* [Required task] In the material below, find each line holding the string "lure" and copy it.

* [Records shown]
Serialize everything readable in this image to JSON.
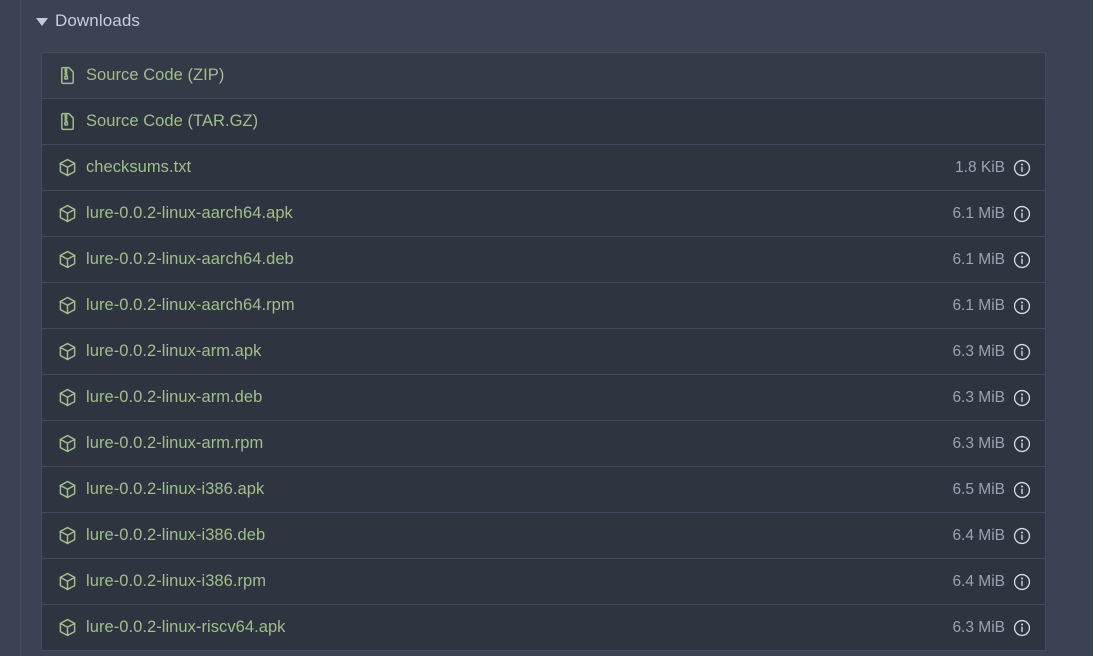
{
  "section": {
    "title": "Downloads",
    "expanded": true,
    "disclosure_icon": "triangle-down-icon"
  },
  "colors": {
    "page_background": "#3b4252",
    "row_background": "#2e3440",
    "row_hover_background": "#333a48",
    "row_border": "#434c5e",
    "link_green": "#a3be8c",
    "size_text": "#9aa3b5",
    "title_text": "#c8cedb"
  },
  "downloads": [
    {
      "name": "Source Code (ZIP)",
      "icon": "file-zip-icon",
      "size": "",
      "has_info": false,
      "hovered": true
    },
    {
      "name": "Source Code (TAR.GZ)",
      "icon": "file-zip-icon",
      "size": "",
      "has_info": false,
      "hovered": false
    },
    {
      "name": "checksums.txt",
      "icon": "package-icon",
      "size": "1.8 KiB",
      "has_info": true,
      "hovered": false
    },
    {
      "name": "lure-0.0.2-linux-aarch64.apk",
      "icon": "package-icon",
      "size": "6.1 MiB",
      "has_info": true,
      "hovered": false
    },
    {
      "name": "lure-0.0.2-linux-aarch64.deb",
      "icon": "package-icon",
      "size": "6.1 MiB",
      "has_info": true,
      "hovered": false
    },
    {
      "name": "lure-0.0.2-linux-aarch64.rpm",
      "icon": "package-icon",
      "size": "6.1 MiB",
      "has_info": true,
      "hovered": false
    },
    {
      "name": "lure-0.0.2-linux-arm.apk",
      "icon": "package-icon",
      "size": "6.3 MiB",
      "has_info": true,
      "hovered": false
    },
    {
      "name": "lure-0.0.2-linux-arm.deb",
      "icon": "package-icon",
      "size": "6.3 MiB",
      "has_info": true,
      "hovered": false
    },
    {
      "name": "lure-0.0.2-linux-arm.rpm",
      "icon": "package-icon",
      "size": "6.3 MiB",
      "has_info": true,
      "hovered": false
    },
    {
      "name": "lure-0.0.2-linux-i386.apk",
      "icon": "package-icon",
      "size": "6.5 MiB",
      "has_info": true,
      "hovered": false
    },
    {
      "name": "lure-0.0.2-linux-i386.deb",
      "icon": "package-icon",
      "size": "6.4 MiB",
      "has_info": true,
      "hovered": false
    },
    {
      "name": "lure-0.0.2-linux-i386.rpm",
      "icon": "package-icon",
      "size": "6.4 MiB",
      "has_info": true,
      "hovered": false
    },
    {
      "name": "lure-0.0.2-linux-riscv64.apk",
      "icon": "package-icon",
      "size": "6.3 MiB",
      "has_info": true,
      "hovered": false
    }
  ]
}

==

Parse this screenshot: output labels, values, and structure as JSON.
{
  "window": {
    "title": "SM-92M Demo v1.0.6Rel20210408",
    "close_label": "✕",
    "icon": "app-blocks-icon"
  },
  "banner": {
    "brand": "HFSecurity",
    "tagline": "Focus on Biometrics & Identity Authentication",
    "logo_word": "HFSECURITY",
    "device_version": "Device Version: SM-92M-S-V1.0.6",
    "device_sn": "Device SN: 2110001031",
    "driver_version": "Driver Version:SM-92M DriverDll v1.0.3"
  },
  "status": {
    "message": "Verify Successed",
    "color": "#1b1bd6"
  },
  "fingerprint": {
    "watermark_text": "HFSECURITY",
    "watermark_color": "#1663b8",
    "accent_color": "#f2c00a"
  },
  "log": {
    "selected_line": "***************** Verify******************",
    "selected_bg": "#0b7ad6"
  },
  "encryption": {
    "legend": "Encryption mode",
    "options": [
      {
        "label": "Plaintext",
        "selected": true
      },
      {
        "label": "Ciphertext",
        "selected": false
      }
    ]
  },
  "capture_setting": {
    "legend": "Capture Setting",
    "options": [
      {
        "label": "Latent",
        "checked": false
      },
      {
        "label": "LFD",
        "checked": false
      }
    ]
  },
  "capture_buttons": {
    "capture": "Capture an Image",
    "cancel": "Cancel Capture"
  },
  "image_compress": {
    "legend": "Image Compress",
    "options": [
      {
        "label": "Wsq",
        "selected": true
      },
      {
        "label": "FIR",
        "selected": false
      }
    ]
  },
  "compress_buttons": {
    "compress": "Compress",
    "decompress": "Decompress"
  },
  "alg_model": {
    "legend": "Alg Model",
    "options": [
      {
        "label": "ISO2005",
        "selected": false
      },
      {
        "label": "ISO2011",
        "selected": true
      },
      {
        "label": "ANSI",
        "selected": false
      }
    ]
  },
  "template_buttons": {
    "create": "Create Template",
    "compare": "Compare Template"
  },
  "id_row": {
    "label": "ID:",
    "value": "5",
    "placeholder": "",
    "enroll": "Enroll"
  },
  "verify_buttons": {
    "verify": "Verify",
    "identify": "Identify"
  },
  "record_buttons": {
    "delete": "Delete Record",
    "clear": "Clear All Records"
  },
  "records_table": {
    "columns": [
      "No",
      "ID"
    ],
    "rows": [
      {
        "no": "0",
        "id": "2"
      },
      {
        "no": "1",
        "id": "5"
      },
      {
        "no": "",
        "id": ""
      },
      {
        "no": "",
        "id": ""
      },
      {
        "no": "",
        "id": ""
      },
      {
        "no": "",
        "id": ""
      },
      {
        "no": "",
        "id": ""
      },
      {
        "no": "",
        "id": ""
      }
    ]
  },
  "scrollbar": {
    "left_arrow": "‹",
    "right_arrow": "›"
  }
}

* [Result below]
      "name": "lure-0.0.2-linux-aarch64.apk",
      "name": "lure-0.0.2-linux-aarch64.deb",
      "name": "lure-0.0.2-linux-aarch64.rpm",
      "name": "lure-0.0.2-linux-arm.apk",
      "name": "lure-0.0.2-linux-arm.deb",
      "name": "lure-0.0.2-linux-arm.rpm",
      "name": "lure-0.0.2-linux-i386.apk",
      "name": "lure-0.0.2-linux-i386.deb",
      "name": "lure-0.0.2-linux-i386.rpm",
      "name": "lure-0.0.2-linux-riscv64.apk",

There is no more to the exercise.